WHAT YOU ARE ASKED TO DO:
Find the line containing "Transcribe this image's", then return it and every line after it through the end of the records, exactly. Leave out pictures.

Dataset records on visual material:
## BEGIN

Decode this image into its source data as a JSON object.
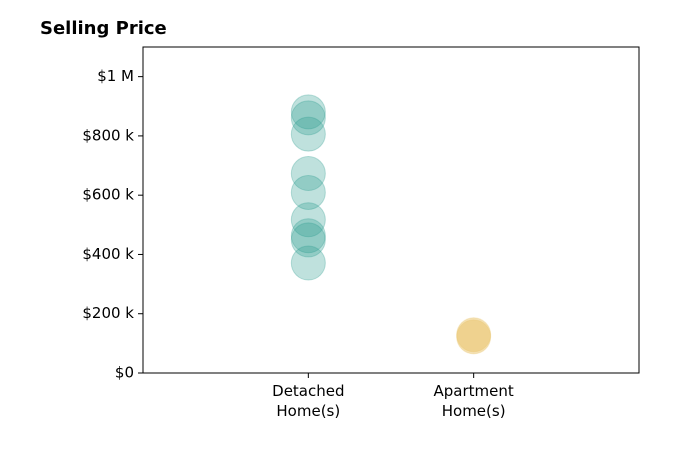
{
  "chart_data": {
    "type": "strip",
    "title": "Selling Price",
    "categories": [
      "Detached\nHome(s)",
      "Apartment\nHome(s)"
    ],
    "colors": [
      "#2a9d8f",
      "#e9c46a"
    ],
    "values": [
      [
        881000,
        861000,
        806000,
        673000,
        609000,
        517000,
        463000,
        449000,
        371000
      ],
      [
        129000,
        122000
      ]
    ],
    "ylim": [
      0,
      1100000
    ],
    "yticks": [
      {
        "value": 0,
        "label": "$0"
      },
      {
        "value": 200000,
        "label": "$200 k"
      },
      {
        "value": 400000,
        "label": "$400 k"
      },
      {
        "value": 600000,
        "label": "$600 k"
      },
      {
        "value": 800000,
        "label": "$800 k"
      },
      {
        "value": 1000000,
        "label": "$1 M"
      }
    ],
    "grid": false
  }
}
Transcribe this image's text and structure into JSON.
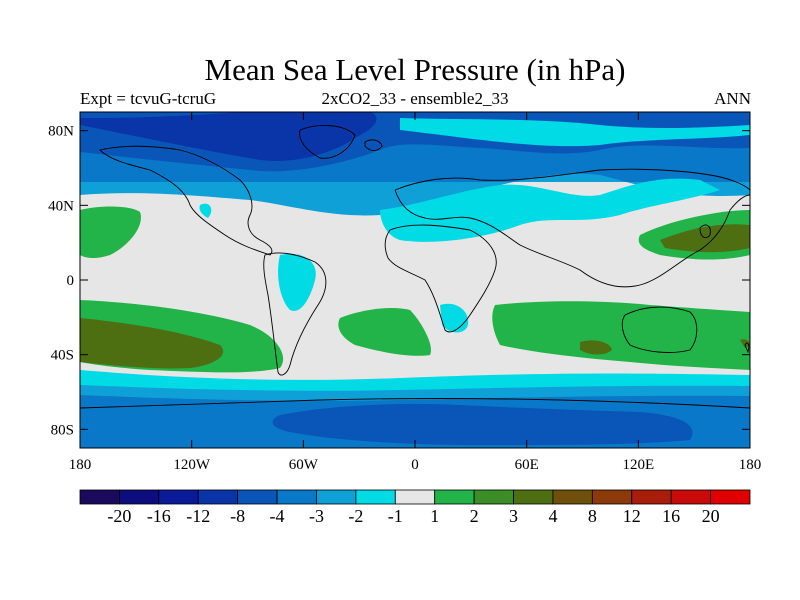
{
  "title": "Mean Sea Level Pressure (in hPa)",
  "subtitle_left": "Expt = tcvuG-tcruG",
  "subtitle_center": "2xCO2_33 - ensemble2_33",
  "subtitle_right": "ANN",
  "map": {
    "lat_ticks": [
      "80N",
      "40N",
      "0",
      "40S",
      "80S"
    ],
    "lat_values": [
      80,
      40,
      0,
      -40,
      -80
    ],
    "lon_ticks": [
      "180",
      "120W",
      "60W",
      "0",
      "60E",
      "120E",
      "180"
    ],
    "lon_values": [
      -180,
      -120,
      -60,
      0,
      60,
      120,
      180
    ],
    "lat_range": [
      -90,
      90
    ],
    "lon_range": [
      -180,
      180
    ]
  },
  "colorbar": {
    "labels": [
      "-20",
      "-16",
      "-12",
      "-8",
      "-4",
      "-3",
      "-2",
      "-1",
      "1",
      "2",
      "3",
      "4",
      "8",
      "12",
      "16",
      "20"
    ],
    "colors": [
      "#1a0a5e",
      "#0d0d80",
      "#0a1a99",
      "#0a35a8",
      "#0a56b8",
      "#0a78c8",
      "#0fa0d8",
      "#00dbe6",
      "#e6e6e6",
      "#22b448",
      "#3c8c28",
      "#4e6e12",
      "#6e500a",
      "#8c3a0a",
      "#a81e0a",
      "#c80a0a",
      "#e00000"
    ]
  }
}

## END

WRITTEN RESPONSE:
Transcribe this image's text and structure into JSON.
{
  "title": "Mean Sea Level Pressure (in hPa)",
  "subtitle_left": "Expt = tcvuG-tcruG",
  "subtitle_center": "2xCO2_33 - ensemble2_33",
  "subtitle_right": "ANN",
  "map": {
    "lat_ticks": [
      "80N",
      "40N",
      "0",
      "40S",
      "80S"
    ],
    "lat_values": [
      80,
      40,
      0,
      -40,
      -80
    ],
    "lon_ticks": [
      "180",
      "120W",
      "60W",
      "0",
      "60E",
      "120E",
      "180"
    ],
    "lon_values": [
      -180,
      -120,
      -60,
      0,
      60,
      120,
      180
    ],
    "lat_range": [
      -90,
      90
    ],
    "lon_range": [
      -180,
      180
    ]
  },
  "colorbar": {
    "labels": [
      "-20",
      "-16",
      "-12",
      "-8",
      "-4",
      "-3",
      "-2",
      "-1",
      "1",
      "2",
      "3",
      "4",
      "8",
      "12",
      "16",
      "20"
    ],
    "colors": [
      "#1a0a5e",
      "#0d0d80",
      "#0a1a99",
      "#0a35a8",
      "#0a56b8",
      "#0a78c8",
      "#0fa0d8",
      "#00dbe6",
      "#e6e6e6",
      "#22b448",
      "#3c8c28",
      "#4e6e12",
      "#6e500a",
      "#8c3a0a",
      "#a81e0a",
      "#c80a0a",
      "#e00000"
    ]
  }
}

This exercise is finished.